■ Short task: In the material below, the lines containing the word "анодами" are required; copy each of them.

## Start

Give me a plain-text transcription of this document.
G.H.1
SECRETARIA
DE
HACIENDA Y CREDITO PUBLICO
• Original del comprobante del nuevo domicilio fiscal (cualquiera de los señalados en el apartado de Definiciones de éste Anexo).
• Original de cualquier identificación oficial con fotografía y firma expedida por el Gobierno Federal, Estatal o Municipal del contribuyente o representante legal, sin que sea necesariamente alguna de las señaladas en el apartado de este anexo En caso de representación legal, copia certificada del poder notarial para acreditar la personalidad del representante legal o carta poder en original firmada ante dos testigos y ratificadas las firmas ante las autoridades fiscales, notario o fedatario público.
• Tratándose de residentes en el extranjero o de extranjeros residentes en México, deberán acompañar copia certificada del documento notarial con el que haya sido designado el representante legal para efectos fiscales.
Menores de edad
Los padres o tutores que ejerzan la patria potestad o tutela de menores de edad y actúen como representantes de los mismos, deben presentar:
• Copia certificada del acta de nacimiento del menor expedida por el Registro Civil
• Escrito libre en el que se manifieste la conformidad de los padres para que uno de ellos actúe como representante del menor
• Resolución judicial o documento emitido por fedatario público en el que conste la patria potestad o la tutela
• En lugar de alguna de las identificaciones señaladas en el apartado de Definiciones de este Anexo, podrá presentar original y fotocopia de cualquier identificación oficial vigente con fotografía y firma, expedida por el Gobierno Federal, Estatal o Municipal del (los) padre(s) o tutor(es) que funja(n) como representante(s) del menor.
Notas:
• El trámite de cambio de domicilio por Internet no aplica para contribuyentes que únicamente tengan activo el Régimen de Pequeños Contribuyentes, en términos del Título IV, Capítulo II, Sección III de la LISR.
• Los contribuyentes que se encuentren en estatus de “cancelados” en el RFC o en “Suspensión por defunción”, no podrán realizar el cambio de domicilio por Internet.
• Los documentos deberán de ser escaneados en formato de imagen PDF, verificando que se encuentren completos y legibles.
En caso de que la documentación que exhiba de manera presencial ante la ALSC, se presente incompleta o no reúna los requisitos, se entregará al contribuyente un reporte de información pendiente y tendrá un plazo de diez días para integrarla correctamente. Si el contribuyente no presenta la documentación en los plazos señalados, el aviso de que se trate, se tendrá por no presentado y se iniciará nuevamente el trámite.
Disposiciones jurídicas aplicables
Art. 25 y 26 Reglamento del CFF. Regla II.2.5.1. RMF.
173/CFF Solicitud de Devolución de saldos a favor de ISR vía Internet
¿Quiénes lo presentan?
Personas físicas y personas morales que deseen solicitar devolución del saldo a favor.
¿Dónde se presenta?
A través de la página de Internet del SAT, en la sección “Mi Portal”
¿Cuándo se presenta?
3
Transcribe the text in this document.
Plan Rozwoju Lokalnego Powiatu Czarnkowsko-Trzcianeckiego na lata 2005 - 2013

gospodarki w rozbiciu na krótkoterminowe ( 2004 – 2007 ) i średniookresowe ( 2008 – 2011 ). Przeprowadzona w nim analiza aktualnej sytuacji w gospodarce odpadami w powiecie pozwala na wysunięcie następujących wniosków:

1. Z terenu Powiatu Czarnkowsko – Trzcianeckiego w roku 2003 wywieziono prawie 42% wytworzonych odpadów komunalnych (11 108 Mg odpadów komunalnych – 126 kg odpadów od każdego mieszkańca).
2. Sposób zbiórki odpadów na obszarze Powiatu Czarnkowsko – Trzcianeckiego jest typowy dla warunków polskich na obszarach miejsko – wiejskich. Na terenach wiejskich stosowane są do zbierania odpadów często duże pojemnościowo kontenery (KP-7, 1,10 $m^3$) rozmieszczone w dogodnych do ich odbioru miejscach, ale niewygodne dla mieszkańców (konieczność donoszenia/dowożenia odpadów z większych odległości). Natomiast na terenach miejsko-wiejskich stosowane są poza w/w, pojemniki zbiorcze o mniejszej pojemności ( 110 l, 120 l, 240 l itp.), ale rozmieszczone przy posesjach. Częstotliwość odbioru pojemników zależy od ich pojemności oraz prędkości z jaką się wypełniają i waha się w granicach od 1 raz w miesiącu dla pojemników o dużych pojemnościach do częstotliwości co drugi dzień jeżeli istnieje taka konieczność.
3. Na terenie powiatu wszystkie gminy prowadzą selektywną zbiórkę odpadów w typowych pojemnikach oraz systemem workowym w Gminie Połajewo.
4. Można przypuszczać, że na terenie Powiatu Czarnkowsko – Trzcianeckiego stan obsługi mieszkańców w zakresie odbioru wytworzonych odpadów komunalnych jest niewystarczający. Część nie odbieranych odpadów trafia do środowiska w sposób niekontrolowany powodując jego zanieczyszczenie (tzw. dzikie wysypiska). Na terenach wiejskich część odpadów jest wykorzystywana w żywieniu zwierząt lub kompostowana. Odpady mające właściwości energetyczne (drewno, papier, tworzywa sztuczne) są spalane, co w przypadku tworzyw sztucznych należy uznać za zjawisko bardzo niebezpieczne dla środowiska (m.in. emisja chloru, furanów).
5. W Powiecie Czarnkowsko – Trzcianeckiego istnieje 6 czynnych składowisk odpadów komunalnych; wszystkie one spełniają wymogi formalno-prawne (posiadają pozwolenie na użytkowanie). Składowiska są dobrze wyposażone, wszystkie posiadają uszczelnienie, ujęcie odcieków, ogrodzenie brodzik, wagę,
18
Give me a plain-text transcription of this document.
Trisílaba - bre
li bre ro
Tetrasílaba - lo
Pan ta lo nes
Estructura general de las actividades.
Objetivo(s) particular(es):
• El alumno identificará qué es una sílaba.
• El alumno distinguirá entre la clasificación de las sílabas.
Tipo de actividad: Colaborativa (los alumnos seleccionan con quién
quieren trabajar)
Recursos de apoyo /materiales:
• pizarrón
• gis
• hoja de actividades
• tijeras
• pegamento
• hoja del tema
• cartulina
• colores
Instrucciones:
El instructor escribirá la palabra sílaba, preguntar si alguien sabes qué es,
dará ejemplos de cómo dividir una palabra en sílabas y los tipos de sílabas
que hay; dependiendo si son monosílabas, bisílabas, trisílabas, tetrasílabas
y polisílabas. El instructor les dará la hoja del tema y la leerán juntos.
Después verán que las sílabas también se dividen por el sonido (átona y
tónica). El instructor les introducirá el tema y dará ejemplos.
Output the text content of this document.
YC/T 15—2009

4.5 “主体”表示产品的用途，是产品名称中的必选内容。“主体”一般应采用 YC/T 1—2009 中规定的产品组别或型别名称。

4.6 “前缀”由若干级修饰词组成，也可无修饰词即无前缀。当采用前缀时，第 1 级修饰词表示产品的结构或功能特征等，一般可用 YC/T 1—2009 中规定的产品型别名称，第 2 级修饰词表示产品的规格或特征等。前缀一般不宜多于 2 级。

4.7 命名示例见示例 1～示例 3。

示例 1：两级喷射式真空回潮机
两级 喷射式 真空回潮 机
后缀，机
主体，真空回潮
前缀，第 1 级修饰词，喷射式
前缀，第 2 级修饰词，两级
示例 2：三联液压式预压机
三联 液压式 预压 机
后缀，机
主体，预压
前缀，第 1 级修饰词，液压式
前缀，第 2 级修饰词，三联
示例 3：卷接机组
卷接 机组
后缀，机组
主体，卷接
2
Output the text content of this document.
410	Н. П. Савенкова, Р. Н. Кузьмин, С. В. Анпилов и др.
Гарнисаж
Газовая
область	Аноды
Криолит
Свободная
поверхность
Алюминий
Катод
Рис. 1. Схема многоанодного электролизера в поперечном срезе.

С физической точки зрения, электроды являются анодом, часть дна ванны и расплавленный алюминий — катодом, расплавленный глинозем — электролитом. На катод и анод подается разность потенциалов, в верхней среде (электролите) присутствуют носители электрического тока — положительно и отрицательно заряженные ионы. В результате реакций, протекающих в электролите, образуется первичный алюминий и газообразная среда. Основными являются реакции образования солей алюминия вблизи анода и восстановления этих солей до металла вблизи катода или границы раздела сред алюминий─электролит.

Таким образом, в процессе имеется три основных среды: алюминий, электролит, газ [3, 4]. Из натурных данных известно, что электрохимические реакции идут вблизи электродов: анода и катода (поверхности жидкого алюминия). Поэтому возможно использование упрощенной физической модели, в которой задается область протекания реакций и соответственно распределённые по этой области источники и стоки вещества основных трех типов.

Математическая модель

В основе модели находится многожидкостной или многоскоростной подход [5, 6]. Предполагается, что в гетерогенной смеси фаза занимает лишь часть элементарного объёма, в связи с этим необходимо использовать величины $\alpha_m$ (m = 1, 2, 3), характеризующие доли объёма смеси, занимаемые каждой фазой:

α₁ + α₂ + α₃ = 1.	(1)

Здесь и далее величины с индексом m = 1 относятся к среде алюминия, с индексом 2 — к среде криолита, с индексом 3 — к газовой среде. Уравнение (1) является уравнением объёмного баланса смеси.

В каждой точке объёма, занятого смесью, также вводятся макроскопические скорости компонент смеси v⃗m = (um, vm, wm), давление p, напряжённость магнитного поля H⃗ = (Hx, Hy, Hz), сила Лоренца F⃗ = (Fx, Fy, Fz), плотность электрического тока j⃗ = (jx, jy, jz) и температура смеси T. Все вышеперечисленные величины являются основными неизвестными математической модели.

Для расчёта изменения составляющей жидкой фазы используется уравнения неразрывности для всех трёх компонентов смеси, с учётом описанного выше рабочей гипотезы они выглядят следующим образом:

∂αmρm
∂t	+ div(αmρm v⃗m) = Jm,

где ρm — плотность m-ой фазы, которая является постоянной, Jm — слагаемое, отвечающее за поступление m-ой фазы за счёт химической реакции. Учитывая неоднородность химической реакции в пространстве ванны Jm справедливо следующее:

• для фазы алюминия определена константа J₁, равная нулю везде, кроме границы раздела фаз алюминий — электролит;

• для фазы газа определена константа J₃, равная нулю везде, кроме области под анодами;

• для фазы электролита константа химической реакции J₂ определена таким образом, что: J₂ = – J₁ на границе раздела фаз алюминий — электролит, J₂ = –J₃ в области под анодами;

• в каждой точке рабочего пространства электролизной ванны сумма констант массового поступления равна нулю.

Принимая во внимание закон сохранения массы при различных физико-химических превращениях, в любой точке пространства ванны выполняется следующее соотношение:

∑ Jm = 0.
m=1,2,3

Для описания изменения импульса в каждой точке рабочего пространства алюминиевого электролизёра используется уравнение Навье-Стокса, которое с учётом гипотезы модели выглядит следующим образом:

## End

■ The answer:
• для фазы газа определена константа J₃, равная нулю везде, кроме области под анодами;
• для фазы электролита константа химической реакции J₂ определена таким образом, что: J₂ = – J₁ на границе раздела фаз алюминий — электролит, J₂ = –J₃ в области под анодами;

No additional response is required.